— start EXERCISE INPUT —

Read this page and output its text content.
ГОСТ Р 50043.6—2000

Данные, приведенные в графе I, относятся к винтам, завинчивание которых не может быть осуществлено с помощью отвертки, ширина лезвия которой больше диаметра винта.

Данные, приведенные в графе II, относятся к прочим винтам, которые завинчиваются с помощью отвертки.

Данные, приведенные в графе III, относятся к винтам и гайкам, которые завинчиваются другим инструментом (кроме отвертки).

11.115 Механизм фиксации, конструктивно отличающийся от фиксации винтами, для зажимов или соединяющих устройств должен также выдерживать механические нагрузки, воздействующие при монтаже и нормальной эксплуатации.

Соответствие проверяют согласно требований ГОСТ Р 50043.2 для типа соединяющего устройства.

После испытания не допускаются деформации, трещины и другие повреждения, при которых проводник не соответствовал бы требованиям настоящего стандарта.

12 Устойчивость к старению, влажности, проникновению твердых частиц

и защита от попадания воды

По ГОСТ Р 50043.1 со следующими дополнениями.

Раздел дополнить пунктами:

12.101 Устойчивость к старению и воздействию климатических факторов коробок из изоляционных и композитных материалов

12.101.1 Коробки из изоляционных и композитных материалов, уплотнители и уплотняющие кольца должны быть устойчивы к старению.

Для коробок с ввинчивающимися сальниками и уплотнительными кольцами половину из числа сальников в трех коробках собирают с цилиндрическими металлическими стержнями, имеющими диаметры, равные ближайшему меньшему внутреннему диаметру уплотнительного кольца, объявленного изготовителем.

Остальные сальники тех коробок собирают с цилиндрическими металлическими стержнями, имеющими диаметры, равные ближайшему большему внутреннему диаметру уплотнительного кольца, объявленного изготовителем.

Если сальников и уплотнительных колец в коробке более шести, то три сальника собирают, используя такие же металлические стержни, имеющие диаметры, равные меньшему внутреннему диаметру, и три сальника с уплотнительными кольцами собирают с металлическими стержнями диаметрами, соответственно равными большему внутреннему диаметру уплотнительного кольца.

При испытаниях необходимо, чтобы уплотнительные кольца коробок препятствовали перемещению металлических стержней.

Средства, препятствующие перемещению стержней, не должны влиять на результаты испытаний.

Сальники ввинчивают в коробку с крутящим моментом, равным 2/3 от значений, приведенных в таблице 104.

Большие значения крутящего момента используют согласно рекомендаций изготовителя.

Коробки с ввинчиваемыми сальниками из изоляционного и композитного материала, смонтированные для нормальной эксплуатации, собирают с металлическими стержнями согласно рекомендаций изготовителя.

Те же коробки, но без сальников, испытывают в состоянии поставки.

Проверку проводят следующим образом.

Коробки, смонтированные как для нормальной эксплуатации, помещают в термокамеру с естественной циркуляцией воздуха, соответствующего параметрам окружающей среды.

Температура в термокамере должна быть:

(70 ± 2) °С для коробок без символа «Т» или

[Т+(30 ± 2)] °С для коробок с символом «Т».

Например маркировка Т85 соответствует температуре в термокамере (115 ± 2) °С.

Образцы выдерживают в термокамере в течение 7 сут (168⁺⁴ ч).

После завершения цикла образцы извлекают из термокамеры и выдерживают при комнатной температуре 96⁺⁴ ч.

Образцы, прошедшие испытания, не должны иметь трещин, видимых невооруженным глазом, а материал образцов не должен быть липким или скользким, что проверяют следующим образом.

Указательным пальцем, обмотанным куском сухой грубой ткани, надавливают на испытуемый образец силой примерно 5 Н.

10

— end EXERCISE INPUT —
— start EXERCISE INPUT —

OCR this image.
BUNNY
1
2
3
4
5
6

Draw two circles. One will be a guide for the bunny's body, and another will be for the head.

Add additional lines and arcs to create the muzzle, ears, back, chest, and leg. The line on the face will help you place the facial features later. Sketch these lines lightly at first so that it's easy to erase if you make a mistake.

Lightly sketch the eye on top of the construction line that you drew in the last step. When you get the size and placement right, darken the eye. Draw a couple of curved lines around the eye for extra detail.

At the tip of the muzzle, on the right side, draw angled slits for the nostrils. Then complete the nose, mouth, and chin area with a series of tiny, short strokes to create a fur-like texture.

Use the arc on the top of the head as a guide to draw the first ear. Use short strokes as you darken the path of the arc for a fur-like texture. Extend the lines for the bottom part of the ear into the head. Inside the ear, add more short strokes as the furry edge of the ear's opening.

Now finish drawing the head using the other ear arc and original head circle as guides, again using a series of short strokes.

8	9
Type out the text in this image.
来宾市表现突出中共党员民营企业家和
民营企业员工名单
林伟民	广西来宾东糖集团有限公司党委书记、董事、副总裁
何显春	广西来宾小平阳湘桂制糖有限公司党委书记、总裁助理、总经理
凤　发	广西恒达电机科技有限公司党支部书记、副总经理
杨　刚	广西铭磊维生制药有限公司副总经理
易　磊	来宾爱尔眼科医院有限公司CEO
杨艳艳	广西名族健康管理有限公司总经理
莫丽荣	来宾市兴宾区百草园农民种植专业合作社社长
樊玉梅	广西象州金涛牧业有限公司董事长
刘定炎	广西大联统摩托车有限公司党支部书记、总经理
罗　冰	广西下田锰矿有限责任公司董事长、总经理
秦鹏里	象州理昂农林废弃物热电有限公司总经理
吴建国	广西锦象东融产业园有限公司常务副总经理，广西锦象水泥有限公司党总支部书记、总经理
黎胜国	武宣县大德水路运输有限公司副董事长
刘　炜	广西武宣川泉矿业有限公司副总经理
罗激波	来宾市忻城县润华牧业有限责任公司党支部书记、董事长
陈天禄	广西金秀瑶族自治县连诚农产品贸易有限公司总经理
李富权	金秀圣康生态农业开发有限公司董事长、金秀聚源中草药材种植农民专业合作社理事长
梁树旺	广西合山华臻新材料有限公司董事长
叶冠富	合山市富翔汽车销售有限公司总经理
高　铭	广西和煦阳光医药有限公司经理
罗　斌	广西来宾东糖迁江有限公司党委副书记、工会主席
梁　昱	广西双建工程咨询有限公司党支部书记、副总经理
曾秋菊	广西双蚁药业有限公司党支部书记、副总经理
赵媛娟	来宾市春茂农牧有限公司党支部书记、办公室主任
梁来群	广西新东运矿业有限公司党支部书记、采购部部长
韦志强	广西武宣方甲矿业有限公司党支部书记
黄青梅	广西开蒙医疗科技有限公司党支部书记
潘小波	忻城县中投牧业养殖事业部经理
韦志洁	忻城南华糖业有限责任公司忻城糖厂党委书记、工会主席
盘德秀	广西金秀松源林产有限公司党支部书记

— end EXERCISE INPUT —
— start EXERCISE INPUT —

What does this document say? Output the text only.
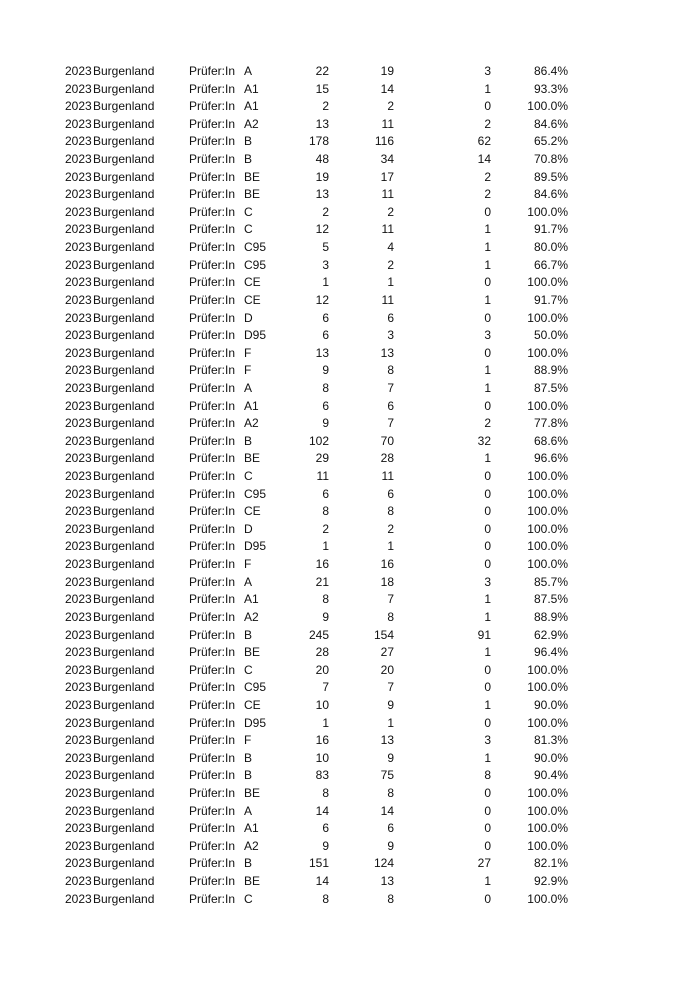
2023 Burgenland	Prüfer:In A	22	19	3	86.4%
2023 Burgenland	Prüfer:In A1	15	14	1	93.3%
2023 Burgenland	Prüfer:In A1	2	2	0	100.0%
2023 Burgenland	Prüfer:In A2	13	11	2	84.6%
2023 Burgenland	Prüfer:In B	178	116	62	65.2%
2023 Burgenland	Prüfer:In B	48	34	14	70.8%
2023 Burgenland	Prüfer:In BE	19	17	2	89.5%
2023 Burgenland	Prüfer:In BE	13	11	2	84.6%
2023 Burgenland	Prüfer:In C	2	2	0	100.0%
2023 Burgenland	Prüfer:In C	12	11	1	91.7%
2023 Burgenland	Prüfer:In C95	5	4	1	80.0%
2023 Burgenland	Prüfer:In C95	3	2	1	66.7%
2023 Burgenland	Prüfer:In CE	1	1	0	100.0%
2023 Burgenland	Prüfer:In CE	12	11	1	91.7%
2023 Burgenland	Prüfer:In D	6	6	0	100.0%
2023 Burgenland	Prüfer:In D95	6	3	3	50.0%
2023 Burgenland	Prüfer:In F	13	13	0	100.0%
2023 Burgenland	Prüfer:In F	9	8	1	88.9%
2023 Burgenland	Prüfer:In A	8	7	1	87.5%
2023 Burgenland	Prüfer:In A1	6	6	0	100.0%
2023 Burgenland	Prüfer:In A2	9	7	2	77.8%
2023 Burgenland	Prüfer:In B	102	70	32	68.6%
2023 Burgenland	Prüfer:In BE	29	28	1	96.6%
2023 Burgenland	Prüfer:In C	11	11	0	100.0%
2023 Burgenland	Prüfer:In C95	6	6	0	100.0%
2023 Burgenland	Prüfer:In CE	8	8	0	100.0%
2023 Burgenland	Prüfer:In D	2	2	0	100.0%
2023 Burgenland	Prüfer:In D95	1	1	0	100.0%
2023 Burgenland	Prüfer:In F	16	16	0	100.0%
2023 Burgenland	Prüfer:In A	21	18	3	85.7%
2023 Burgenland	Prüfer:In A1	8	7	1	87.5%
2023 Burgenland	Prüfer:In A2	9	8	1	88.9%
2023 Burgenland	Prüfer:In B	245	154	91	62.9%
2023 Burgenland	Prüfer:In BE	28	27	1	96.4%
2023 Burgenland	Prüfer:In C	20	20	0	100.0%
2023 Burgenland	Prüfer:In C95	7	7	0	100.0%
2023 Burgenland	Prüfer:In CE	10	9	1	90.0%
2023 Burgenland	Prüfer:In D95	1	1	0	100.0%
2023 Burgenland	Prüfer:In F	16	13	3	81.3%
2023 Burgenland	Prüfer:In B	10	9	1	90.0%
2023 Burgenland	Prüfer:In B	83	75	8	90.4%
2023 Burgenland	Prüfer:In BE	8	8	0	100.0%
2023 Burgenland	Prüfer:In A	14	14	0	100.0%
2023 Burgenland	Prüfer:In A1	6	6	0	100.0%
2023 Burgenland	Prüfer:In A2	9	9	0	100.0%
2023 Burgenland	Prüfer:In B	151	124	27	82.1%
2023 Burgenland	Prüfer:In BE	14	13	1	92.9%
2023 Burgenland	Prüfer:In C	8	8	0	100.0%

— end EXERCISE INPUT —

_WRITTEN INSTRUCTION_
Gather each line holding the string "смонтированные".

_FINAL ANSWER_
Коробки с ввинчиваемыми сальниками из изоляционного и композитного материала, смонтированные для нормальной эксплуатации, собирают с металлическими стержнями согласно рекомендаций изготовителя.
Коробки, смонтированные как для нормальной эксплуатации, помещают в термокамеру с естественной циркуляцией воздуха, соответствующего параметрам окружающей среды.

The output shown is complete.